▶ What is being asked
Spot each line in the records below where the word "والمثبت" occurs, then copy it.

-- START Rows --

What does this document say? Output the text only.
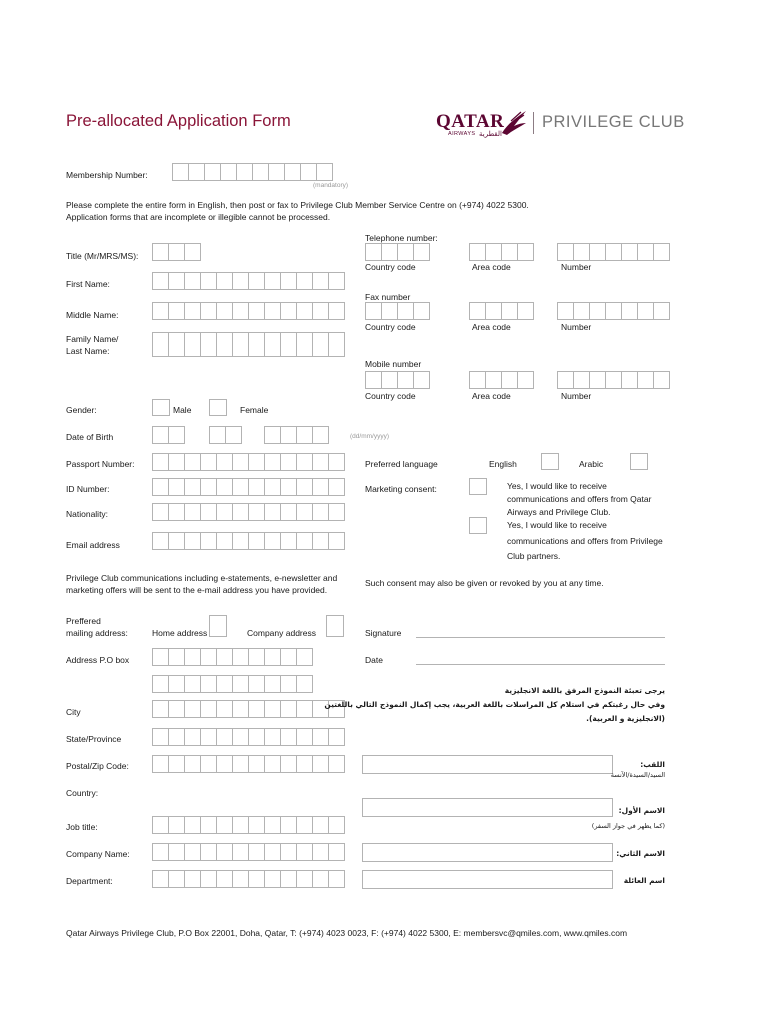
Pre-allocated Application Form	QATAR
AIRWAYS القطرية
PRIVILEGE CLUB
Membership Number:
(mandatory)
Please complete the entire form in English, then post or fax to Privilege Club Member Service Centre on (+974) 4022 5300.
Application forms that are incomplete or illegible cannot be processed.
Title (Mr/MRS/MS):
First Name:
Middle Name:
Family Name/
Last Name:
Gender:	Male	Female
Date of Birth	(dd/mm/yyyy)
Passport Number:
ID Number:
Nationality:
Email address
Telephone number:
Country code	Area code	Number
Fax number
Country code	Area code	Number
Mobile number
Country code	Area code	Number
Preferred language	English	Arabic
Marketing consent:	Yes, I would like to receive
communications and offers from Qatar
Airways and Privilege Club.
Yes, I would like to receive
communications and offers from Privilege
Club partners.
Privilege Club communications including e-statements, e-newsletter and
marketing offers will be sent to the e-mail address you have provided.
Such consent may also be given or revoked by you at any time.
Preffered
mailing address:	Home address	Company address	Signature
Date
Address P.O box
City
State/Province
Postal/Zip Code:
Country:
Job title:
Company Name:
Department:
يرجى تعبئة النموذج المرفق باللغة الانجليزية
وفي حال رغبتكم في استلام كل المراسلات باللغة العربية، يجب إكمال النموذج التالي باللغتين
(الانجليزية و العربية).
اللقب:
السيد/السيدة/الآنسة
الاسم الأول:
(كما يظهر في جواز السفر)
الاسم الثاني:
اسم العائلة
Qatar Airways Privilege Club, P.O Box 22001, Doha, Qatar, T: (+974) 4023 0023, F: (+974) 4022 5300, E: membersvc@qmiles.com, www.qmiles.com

-- END Rows --
-- START Rows --

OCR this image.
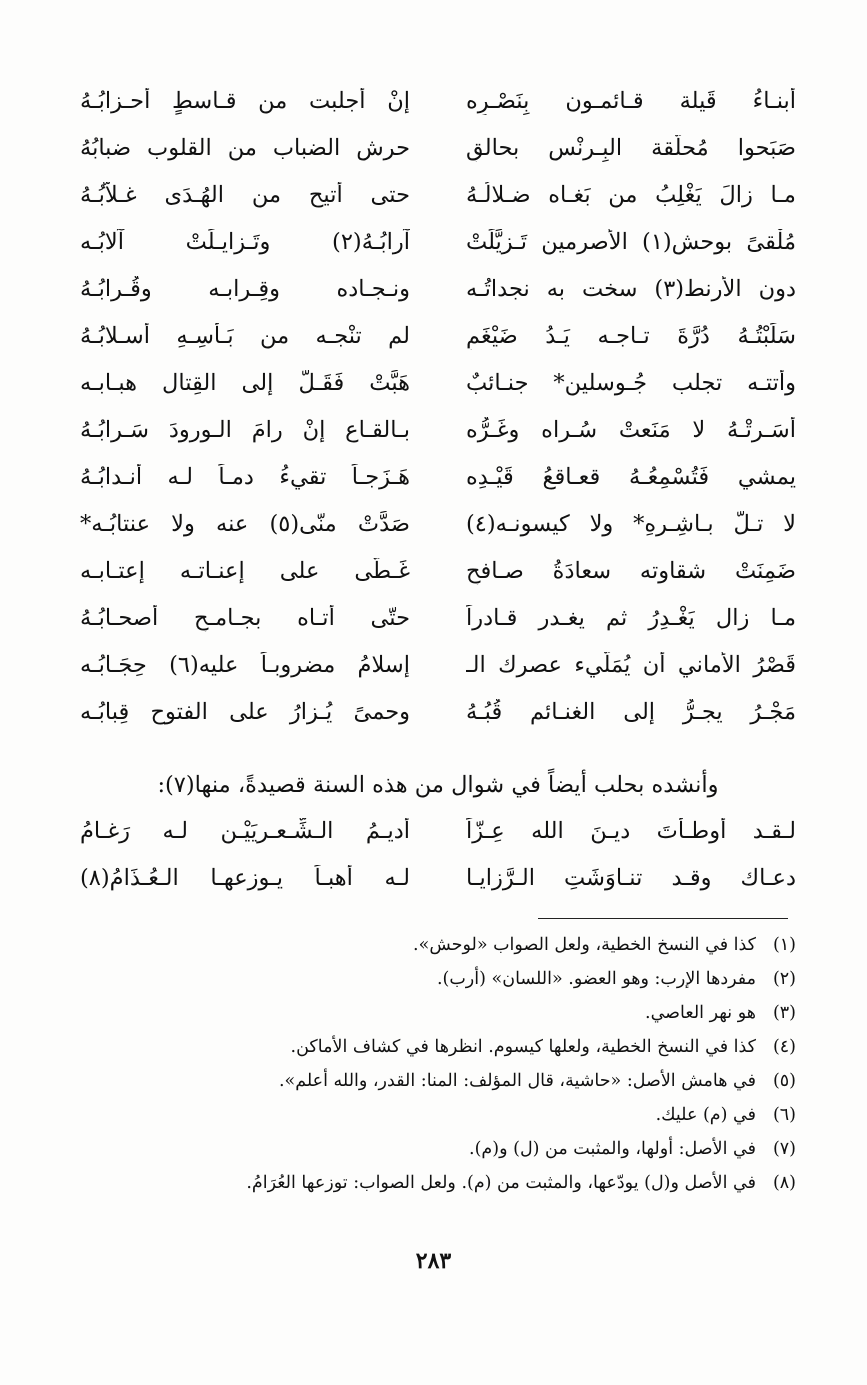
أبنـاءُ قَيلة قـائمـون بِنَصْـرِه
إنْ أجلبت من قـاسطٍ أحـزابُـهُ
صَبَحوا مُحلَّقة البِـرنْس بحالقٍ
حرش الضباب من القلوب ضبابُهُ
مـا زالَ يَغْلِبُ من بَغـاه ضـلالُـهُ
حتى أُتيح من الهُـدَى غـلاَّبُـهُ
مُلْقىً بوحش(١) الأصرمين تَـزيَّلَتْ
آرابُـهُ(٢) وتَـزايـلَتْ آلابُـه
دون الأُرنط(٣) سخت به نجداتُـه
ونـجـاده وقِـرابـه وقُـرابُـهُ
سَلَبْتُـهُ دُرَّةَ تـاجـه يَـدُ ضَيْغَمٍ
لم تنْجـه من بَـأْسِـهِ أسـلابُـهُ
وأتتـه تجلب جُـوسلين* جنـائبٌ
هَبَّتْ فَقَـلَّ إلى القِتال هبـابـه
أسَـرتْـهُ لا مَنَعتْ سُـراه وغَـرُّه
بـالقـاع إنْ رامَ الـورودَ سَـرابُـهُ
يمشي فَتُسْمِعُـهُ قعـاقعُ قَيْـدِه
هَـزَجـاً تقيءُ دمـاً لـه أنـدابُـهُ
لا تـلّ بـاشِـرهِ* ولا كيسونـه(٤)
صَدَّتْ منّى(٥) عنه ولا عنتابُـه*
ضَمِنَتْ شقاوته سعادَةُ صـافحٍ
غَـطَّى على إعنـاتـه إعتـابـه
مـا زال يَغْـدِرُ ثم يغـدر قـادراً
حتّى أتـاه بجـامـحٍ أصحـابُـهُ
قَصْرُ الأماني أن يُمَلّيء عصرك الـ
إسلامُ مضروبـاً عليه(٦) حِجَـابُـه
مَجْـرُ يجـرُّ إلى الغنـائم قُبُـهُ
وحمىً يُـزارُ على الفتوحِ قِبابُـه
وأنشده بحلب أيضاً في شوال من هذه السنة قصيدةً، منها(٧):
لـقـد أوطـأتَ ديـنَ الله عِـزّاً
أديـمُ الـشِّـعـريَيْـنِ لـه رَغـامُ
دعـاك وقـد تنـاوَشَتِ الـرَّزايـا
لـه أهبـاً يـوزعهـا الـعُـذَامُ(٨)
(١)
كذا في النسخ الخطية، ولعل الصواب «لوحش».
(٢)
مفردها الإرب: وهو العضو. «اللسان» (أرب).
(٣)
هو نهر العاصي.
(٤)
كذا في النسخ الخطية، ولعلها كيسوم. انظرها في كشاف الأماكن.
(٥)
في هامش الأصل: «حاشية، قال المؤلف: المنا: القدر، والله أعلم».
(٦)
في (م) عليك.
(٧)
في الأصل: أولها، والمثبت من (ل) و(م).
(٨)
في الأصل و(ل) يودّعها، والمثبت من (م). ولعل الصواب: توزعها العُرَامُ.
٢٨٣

-- END Rows --

▶ Answer for the task
في الأصل: أولها، والمثبت من (ل) و(م).
في الأصل و(ل) يودّعها، والمثبت من (م). ولعل الصواب: توزعها العُرَامُ.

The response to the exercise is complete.